(TO BE DONE)
Leave out the pictures and restate the rest of the data exactly.
BEGIN INPUT RECORDS
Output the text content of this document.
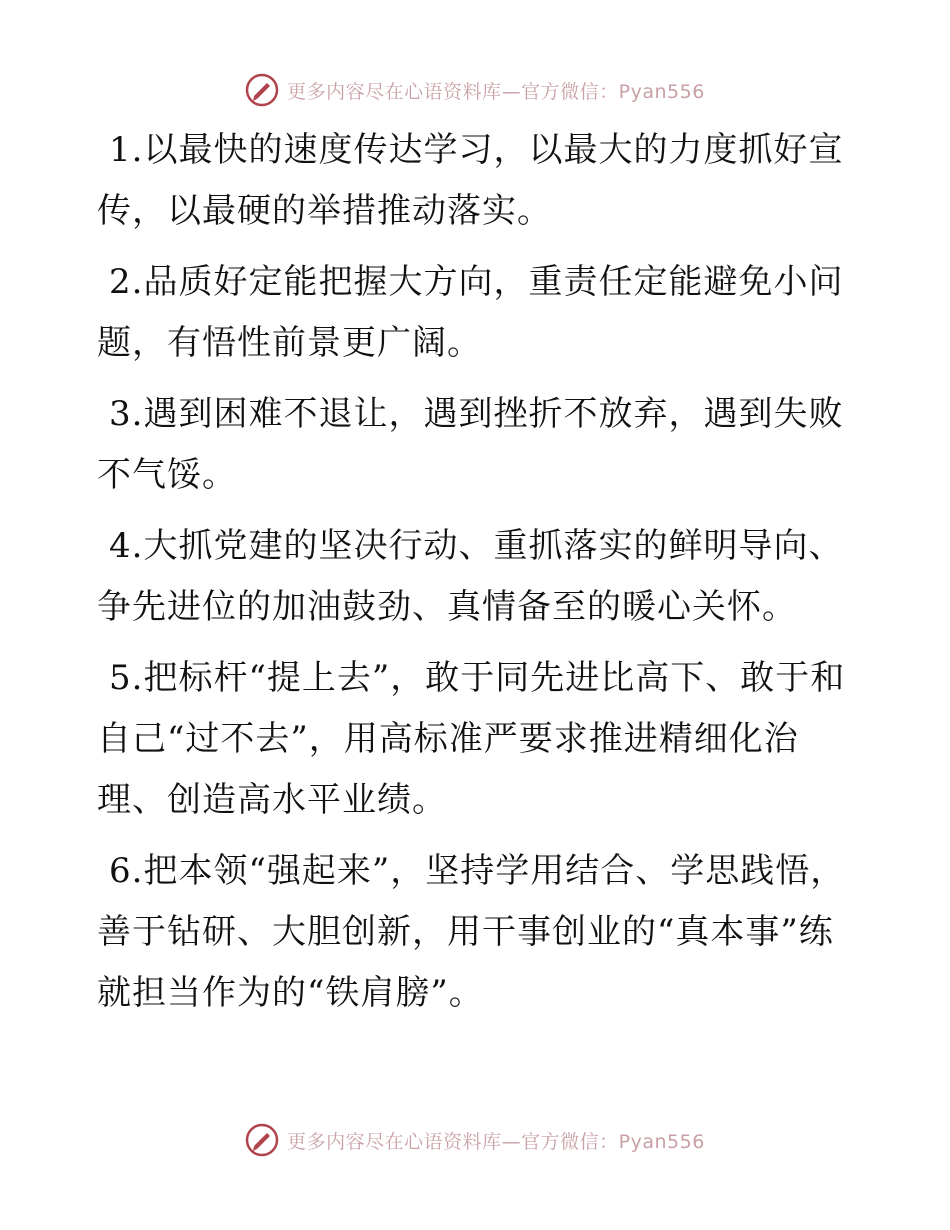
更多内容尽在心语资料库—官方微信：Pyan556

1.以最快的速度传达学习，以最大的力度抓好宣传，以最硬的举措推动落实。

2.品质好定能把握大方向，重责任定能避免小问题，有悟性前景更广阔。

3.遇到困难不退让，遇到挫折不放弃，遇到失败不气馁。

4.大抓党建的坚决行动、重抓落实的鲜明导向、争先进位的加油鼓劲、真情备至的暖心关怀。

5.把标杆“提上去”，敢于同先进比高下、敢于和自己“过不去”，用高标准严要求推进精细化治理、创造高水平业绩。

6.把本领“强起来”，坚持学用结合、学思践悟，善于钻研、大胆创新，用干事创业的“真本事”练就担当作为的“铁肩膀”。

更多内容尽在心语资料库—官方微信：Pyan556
END INPUT RECORDS
(OUTPUT OF THE EXERCISE)
Output the text content of this document.
更多内容尽在心语资料库—官方微信：Pyan556

1.以最快的速度传达学习，以最大的力度抓好宣传，以最硬的举措推动落实。

2.品质好定能把握大方向，重责任定能避免小问题，有悟性前景更广阔。

3.遇到困难不退让，遇到挫折不放弃，遇到失败不气馁。

4.大抓党建的坚决行动、重抓落实的鲜明导向、争先进位的加油鼓劲、真情备至的暖心关怀。

5.把标杆“提上去”，敢于同先进比高下、敢于和自己“过不去”，用高标准严要求推进精细化治理、创造高水平业绩。

6.把本领“强起来”，坚持学用结合、学思践悟，善于钻研、大胆创新，用干事创业的“真本事”练就担当作为的“铁肩膀”。

更多内容尽在心语资料库—官方微信：Pyan556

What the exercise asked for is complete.